Dataset records —
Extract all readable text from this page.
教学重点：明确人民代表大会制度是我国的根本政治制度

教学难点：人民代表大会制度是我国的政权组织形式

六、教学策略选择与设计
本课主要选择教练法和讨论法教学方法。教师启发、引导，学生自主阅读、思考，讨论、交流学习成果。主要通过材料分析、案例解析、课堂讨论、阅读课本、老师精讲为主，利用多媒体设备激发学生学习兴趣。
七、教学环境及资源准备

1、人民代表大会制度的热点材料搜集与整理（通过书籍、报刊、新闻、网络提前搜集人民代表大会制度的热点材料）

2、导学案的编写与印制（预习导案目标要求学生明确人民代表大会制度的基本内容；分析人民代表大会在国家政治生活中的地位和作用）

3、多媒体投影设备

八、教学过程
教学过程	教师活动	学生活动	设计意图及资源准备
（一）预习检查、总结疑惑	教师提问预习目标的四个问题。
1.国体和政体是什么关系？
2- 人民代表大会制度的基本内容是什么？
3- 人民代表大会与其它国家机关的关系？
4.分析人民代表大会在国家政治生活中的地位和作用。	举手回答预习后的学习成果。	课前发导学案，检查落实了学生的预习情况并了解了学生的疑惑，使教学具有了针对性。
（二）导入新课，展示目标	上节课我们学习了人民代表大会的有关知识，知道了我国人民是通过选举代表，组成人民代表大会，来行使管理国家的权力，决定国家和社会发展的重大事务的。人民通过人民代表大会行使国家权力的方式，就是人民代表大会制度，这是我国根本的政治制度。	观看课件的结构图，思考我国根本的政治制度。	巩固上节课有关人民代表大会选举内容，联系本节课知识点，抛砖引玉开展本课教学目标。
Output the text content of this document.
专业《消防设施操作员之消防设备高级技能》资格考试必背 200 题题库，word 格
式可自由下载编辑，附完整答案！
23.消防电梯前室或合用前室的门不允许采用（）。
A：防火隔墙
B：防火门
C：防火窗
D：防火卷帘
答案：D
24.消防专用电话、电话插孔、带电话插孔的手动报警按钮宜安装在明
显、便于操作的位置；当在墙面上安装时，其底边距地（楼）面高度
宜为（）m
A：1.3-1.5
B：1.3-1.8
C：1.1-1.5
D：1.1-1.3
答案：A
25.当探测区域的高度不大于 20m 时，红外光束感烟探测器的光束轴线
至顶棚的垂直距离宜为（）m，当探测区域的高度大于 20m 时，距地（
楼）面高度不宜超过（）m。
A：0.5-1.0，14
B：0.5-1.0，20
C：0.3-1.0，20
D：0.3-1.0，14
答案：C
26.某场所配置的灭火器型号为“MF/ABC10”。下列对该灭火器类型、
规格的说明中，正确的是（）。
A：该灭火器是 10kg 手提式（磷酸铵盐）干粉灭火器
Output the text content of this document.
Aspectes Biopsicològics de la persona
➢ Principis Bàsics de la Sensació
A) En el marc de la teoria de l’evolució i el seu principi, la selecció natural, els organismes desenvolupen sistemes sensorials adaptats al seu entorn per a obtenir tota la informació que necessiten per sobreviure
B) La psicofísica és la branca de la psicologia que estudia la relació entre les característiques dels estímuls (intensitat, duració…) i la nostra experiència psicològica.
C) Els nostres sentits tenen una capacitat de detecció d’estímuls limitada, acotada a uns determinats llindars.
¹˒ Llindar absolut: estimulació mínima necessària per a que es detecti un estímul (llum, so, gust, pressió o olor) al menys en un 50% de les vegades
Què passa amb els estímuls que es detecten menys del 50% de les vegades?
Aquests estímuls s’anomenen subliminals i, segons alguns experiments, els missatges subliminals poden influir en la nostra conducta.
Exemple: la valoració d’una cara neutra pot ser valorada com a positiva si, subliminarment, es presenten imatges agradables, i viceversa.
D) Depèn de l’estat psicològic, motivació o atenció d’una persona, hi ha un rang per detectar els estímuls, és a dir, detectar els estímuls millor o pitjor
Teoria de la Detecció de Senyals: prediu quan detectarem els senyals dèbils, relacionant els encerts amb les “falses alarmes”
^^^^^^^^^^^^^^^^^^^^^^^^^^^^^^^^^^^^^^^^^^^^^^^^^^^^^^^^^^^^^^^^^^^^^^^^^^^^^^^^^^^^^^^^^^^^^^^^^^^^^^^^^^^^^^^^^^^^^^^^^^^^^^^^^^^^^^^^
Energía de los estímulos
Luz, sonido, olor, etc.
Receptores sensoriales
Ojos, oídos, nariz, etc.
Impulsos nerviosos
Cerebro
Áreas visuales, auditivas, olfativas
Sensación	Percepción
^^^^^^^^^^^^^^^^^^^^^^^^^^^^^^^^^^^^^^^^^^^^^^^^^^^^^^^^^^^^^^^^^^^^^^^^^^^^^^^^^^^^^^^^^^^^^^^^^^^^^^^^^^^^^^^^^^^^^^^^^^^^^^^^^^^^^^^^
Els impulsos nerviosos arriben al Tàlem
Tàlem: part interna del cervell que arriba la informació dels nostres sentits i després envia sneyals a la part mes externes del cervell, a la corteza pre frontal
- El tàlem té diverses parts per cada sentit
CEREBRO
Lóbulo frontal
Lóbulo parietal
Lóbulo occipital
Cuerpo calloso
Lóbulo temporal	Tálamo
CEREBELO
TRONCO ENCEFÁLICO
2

Work instructions —
Each entry above needs to be retyped exactly.

Solution for this exercise —
Extract all readable text from this page.
教学重点：明确人民代表大会制度是我国的根本政治制度

教学难点：人民代表大会制度是我国的政权组织形式

六、教学策略选择与设计
本课主要选择教练法和讨论法教学方法。教师启发、引导，学生自主阅读、思考，讨论、交流学习成果。主要通过材料分析、案例解析、课堂讨论、阅读课本、老师精讲为主，利用多媒体设备激发学生学习兴趣。
七、教学环境及资源准备

1、人民代表大会制度的热点材料搜集与整理（通过书籍、报刊、新闻、网络提前搜集人民代表大会制度的热点材料）

2、导学案的编写与印制（预习导案目标要求学生明确人民代表大会制度的基本内容；分析人民代表大会在国家政治生活中的地位和作用）

3、多媒体投影设备

八、教学过程
教学过程	教师活动	学生活动	设计意图及资源准备
（一）预习检查、总结疑惑	教师提问预习目标的四个问题。
1.国体和政体是什么关系？
2- 人民代表大会制度的基本内容是什么？
3- 人民代表大会与其它国家机关的关系？
4.分析人民代表大会在国家政治生活中的地位和作用。	举手回答预习后的学习成果。	课前发导学案，检查落实了学生的预习情况并了解了学生的疑惑，使教学具有了针对性。
（二）导入新课，展示目标	上节课我们学习了人民代表大会的有关知识，知道了我国人民是通过选举代表，组成人民代表大会，来行使管理国家的权力，决定国家和社会发展的重大事务的。人民通过人民代表大会行使国家权力的方式，就是人民代表大会制度，这是我国根本的政治制度。	观看课件的结构图，思考我国根本的政治制度。	巩固上节课有关人民代表大会选举内容，联系本节课知识点，抛砖引玉开展本课教学目标。
Output the text content of this document.
专业《消防设施操作员之消防设备高级技能》资格考试必背 200 题题库，word 格
式可自由下载编辑，附完整答案！
23.消防电梯前室或合用前室的门不允许采用（）。
A：防火隔墙
B：防火门
C：防火窗
D：防火卷帘
答案：D
24.消防专用电话、电话插孔、带电话插孔的手动报警按钮宜安装在明
显、便于操作的位置；当在墙面上安装时，其底边距地（楼）面高度
宜为（）m
A：1.3-1.5
B：1.3-1.8
C：1.1-1.5
D：1.1-1.3
答案：A
25.当探测区域的高度不大于 20m 时，红外光束感烟探测器的光束轴线
至顶棚的垂直距离宜为（）m，当探测区域的高度大于 20m 时，距地（
楼）面高度不宜超过（）m。
A：0.5-1.0，14
B：0.5-1.0，20
C：0.3-1.0，20
D：0.3-1.0，14
答案：C
26.某场所配置的灭火器型号为“MF/ABC10”。下列对该灭火器类型、
规格的说明中，正确的是（）。
A：该灭火器是 10kg 手提式（磷酸铵盐）干粉灭火器
Output the text content of this document.
Aspectes Biopsicològics de la persona
➢ Principis Bàsics de la Sensació
A) En el marc de la teoria de l’evolució i el seu principi, la selecció natural, els organismes desenvolupen sistemes sensorials adaptats al seu entorn per a obtenir tota la informació que necessiten per sobreviure
B) La psicofísica és la branca de la psicologia que estudia la relació entre les característiques dels estímuls (intensitat, duració…) i la nostra experiència psicològica.
C) Els nostres sentits tenen una capacitat de detecció d’estímuls limitada, acotada a uns determinats llindars.
¹˒ Llindar absolut: estimulació mínima necessària per a que es detecti un estímul (llum, so, gust, pressió o olor) al menys en un 50% de les vegades
Què passa amb els estímuls que es detecten menys del 50% de les vegades?
Aquests estímuls s’anomenen subliminals i, segons alguns experiments, els missatges subliminals poden influir en la nostra conducta.
Exemple: la valoració d’una cara neutra pot ser valorada com a positiva si, subliminarment, es presenten imatges agradables, i viceversa.
D) Depèn de l’estat psicològic, motivació o atenció d’una persona, hi ha un rang per detectar els estímuls, és a dir, detectar els estímuls millor o pitjor
Teoria de la Detecció de Senyals: prediu quan detectarem els senyals dèbils, relacionant els encerts amb les “falses alarmes”
^^^^^^^^^^^^^^^^^^^^^^^^^^^^^^^^^^^^^^^^^^^^^^^^^^^^^^^^^^^^^^^^^^^^^^^^^^^^^^^^^^^^^^^^^^^^^^^^^^^^^^^^^^^^^^^^^^^^^^^^^^^^^^^^^^^^^^^^
Energía de los estímulos
Luz, sonido, olor, etc.
Receptores sensoriales
Ojos, oídos, nariz, etc.
Impulsos nerviosos
Cerebro
Áreas visuales, auditivas, olfativas
Sensación	Percepción
^^^^^^^^^^^^^^^^^^^^^^^^^^^^^^^^^^^^^^^^^^^^^^^^^^^^^^^^^^^^^^^^^^^^^^^^^^^^^^^^^^^^^^^^^^^^^^^^^^^^^^^^^^^^^^^^^^^^^^^^^^^^^^^^^^^^^^^^
Els impulsos nerviosos arriben al Tàlem
Tàlem: part interna del cervell que arriba la informació dels nostres sentits i després envia sneyals a la part mes externes del cervell, a la corteza pre frontal
- El tàlem té diverses parts per cada sentit
CEREBRO
Lóbulo frontal
Lóbulo parietal
Lóbulo occipital
Cuerpo calloso
Lóbulo temporal	Tálamo
CEREBELO
TRONCO ENCEFÁLICO
2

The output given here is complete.